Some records
====================
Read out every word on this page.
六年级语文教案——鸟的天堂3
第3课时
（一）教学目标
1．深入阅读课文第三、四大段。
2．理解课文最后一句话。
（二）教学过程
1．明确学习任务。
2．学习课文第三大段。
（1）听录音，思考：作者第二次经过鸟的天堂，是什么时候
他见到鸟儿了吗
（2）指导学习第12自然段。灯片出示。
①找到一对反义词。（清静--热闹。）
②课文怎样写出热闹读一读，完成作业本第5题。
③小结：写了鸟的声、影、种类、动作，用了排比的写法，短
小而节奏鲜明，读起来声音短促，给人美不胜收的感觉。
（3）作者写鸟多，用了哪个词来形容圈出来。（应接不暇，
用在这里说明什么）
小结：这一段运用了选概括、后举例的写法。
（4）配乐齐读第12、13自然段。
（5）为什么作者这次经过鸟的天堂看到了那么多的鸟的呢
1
====================
DIRECTIONS: Retype the material in full, character for character.

RESULT OF THIS EXERCISE:
Read out every word on this page.
六年级语文教案——鸟的天堂3
第3课时
（一）教学目标
1．深入阅读课文第三、四大段。
2．理解课文最后一句话。
（二）教学过程
1．明确学习任务。
2．学习课文第三大段。
（1）听录音，思考：作者第二次经过鸟的天堂，是什么时候
他见到鸟儿了吗
（2）指导学习第12自然段。灯片出示。
①找到一对反义词。（清静--热闹。）
②课文怎样写出热闹读一读，完成作业本第5题。
③小结：写了鸟的声、影、种类、动作，用了排比的写法，短
小而节奏鲜明，读起来声音短促，给人美不胜收的感觉。
（3）作者写鸟多，用了哪个词来形容圈出来。（应接不暇，
用在这里说明什么）
小结：这一段运用了选概括、后举例的写法。
（4）配乐齐读第12、13自然段。
（5）为什么作者这次经过鸟的天堂看到了那么多的鸟的呢
1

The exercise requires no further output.